Exercise directions
Report each line of the data that has "Datenspeicher" somewhere in it.

Data extract
-.-.-

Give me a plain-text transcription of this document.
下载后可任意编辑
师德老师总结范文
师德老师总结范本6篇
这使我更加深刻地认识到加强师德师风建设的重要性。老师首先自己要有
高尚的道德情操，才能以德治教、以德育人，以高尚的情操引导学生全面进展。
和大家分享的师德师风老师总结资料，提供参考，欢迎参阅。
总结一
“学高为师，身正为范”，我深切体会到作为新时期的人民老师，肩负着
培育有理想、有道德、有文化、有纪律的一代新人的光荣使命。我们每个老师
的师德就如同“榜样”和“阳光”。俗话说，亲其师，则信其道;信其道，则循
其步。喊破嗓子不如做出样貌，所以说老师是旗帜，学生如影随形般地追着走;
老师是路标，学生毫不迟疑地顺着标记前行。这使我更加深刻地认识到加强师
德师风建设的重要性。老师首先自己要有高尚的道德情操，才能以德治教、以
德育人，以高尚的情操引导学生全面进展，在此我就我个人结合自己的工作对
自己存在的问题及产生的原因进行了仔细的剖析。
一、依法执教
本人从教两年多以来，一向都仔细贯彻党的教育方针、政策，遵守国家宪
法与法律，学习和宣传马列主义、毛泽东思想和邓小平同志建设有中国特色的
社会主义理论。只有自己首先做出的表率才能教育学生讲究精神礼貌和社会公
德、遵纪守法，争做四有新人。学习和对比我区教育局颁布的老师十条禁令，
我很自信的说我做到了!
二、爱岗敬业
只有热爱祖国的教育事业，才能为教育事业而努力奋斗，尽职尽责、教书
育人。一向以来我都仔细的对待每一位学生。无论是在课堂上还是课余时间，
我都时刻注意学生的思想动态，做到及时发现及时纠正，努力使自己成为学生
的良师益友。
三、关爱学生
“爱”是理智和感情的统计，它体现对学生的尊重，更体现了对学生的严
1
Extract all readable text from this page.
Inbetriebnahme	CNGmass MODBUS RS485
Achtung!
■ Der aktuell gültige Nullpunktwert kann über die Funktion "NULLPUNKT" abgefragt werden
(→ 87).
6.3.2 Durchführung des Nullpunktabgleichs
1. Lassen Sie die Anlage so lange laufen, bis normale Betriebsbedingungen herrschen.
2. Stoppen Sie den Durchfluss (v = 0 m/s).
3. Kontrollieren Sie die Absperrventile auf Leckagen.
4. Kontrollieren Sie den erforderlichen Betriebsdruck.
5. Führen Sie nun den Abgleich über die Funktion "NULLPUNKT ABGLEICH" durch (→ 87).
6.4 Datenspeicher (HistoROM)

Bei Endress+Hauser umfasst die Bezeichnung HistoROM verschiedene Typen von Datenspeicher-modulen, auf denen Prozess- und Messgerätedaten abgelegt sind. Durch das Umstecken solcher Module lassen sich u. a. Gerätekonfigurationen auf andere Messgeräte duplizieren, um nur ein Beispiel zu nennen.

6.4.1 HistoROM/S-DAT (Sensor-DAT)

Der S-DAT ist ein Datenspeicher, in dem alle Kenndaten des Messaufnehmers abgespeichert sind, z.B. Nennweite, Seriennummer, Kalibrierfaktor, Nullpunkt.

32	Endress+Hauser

-.-.-

Completed exercise
6.4 Datenspeicher (HistoROM)
Bei Endress+Hauser umfasst die Bezeichnung HistoROM verschiedene Typen von Datenspeicher-modulen, auf denen Prozess- und Messgerätedaten abgelegt sind. Durch das Umstecken solcher Module lassen sich u. a. Gerätekonfigurationen auf andere Messgeräte duplizieren, um nur ein Beispiel zu nennen.
Der S-DAT ist ein Datenspeicher, in dem alle Kenndaten des Messaufnehmers abgespeichert sind, z.B. Nennweite, Seriennummer, Kalibrierfaktor, Nullpunkt.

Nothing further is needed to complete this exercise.